* Set exercise: Take each line that has the word "体幹の前屈" and return it.

** Start Entries supplied **

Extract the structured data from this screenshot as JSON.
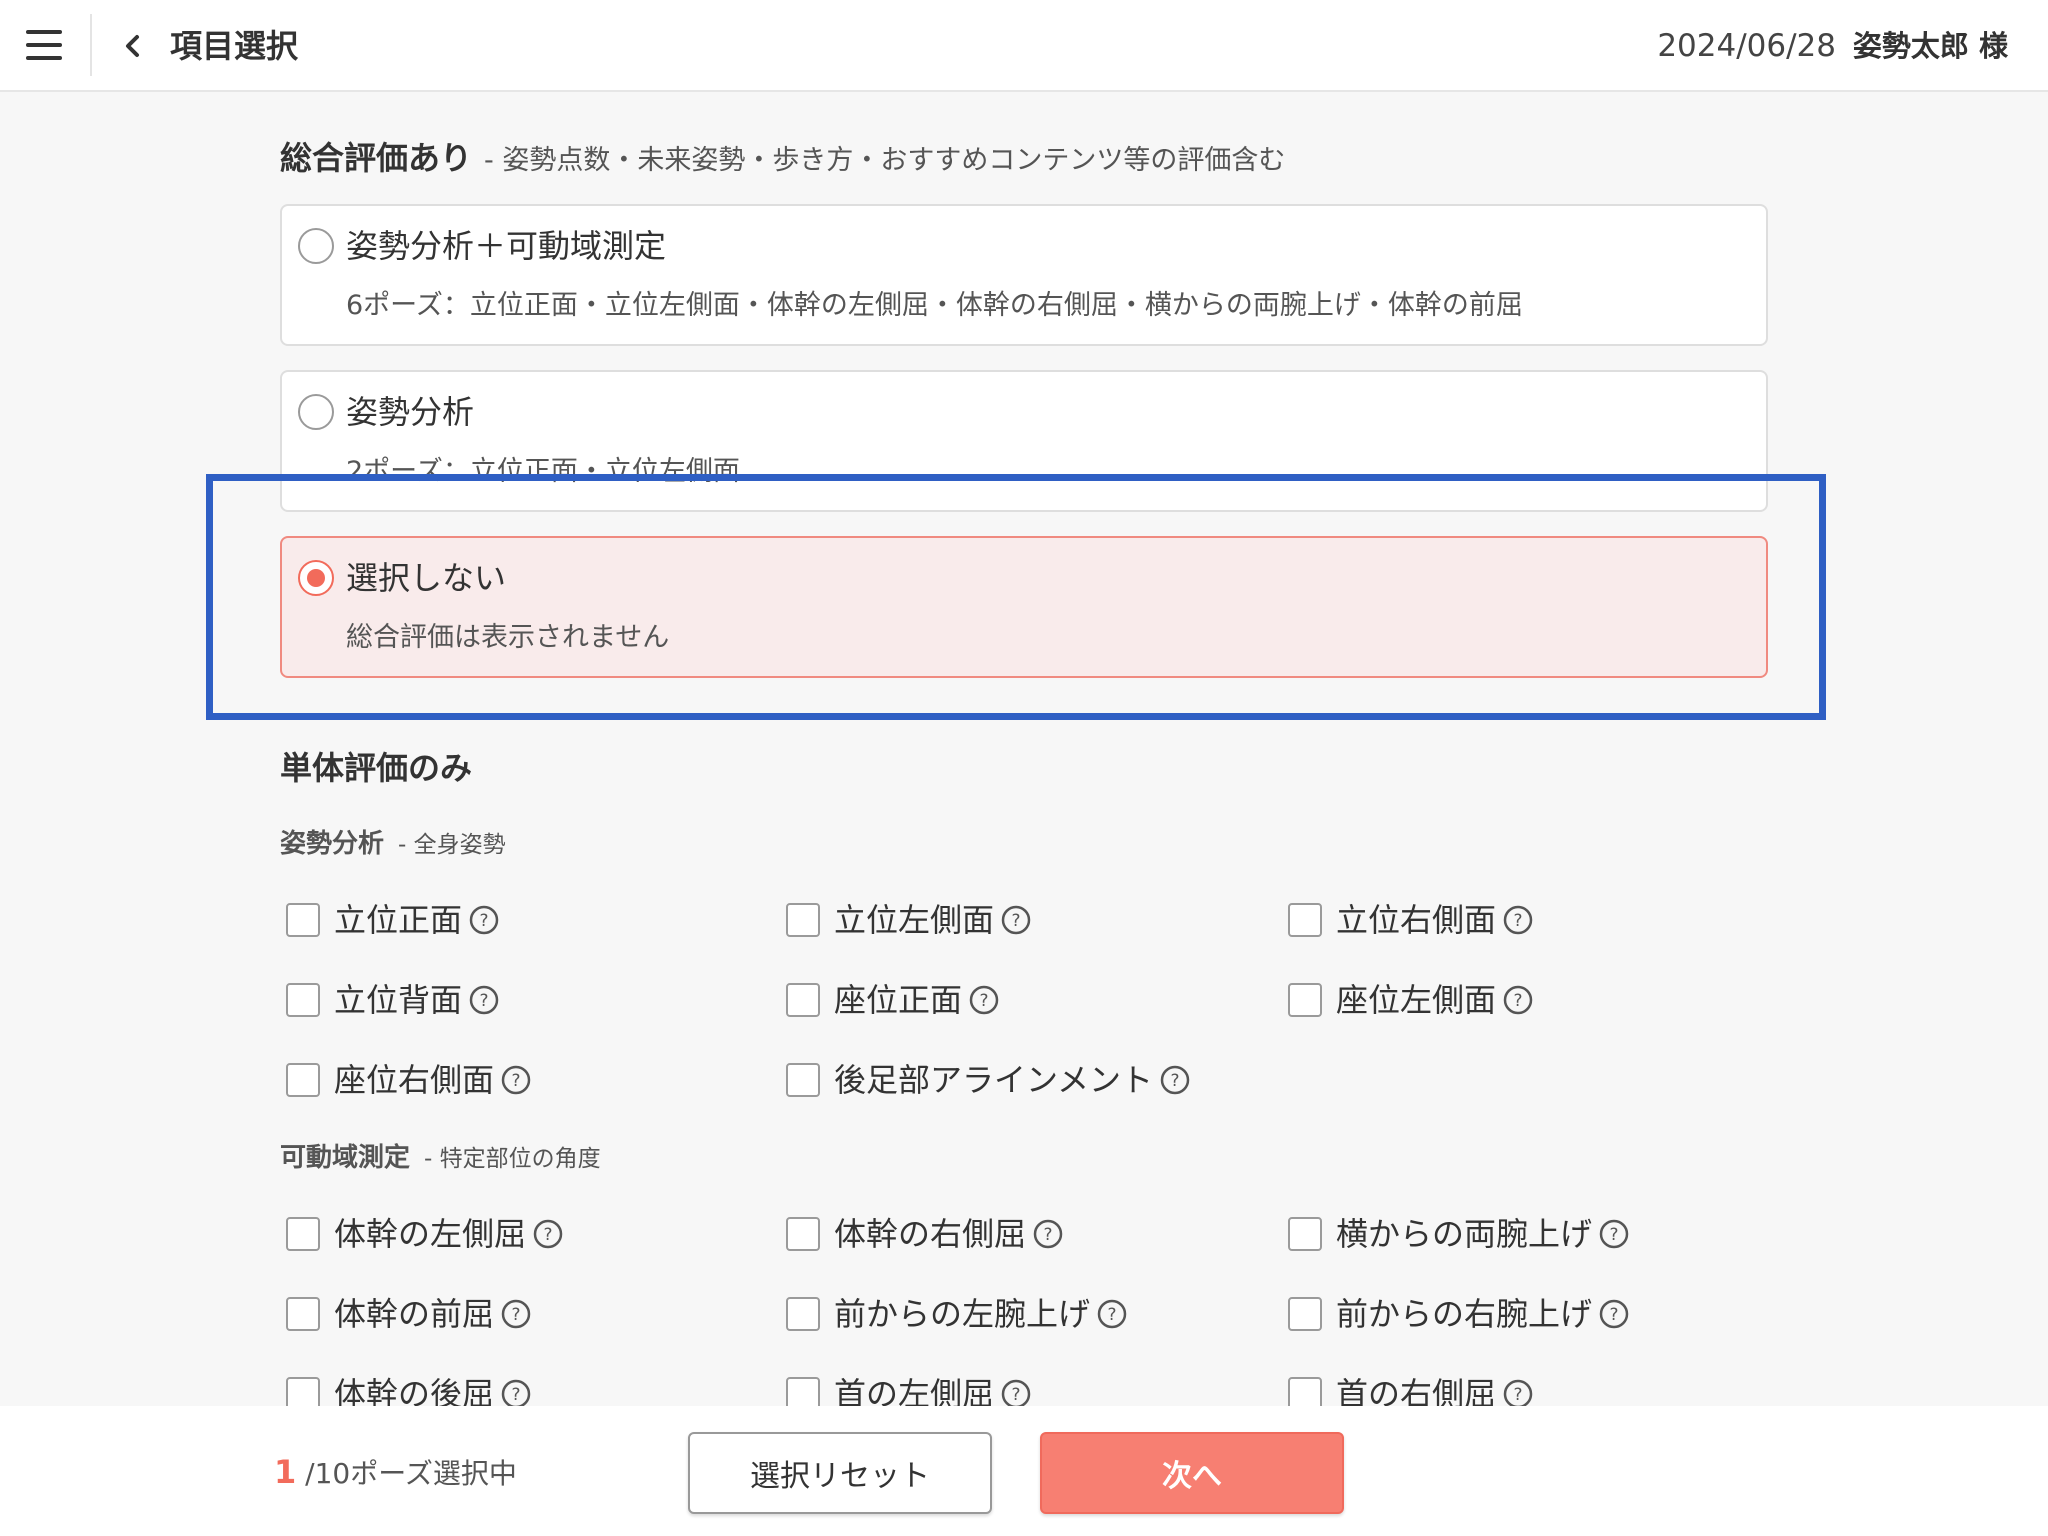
{
  "header": {
    "title": "項目選択",
    "date": "2024/06/28",
    "user": "姿勢太郎 様"
  },
  "overall": {
    "heading": "総合評価あり",
    "subheading": "- 姿勢点数・未来姿勢・歩き方・おすすめコンテンツ等の評価含む",
    "options": [
      {
        "title": "姿勢分析＋可動域測定",
        "desc": "6ポーズ：立位正面・立位左側面・体幹の左側屈・体幹の右側屈・横からの両腕上げ・体幹の前屈",
        "selected": false
      },
      {
        "title": "姿勢分析",
        "desc": "2ポーズ：立位正面・立位左側面",
        "selected": false
      },
      {
        "title": "選択しない",
        "desc": "総合評価は表示されません",
        "selected": true
      }
    ]
  },
  "single": {
    "heading": "単体評価のみ",
    "posture": {
      "label": "姿勢分析",
      "note": "- 全身姿勢",
      "items": [
        "立位正面",
        "立位左側面",
        "立位右側面",
        "立位背面",
        "座位正面",
        "座位左側面",
        "座位右側面",
        "後足部アラインメント"
      ]
    },
    "rom": {
      "label": "可動域測定",
      "note": "- 特定部位の角度",
      "items": [
        "体幹の左側屈",
        "体幹の右側屈",
        "横からの両腕上げ",
        "体幹の前屈",
        "前からの左腕上げ",
        "前からの右腕上げ",
        "体幹の後屈",
        "首の左側屈",
        "首の右側屈"
      ]
    }
  },
  "footer": {
    "count": "1",
    "count_suffix": "/10ポーズ選択中",
    "reset_label": "選択リセット",
    "next_label": "次へ"
  },
  "colors": {
    "accent": "#f26b5b",
    "next_button": "#f77f72",
    "selected_card": "#f9ebeb",
    "highlight_box": "#2f5fc4"
  },
  "icons": [
    "menu-icon",
    "chevron-left-icon",
    "radio-icon",
    "checkbox-icon",
    "help-circle-icon"
  ]
}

** End Entries supplied **

* Answer to the exercise:
        "desc": "6ポーズ：立位正面・立位左側面・体幹の左側屈・体幹の右側屈・横からの両腕上げ・体幹の前屈",
        "体幹の前屈",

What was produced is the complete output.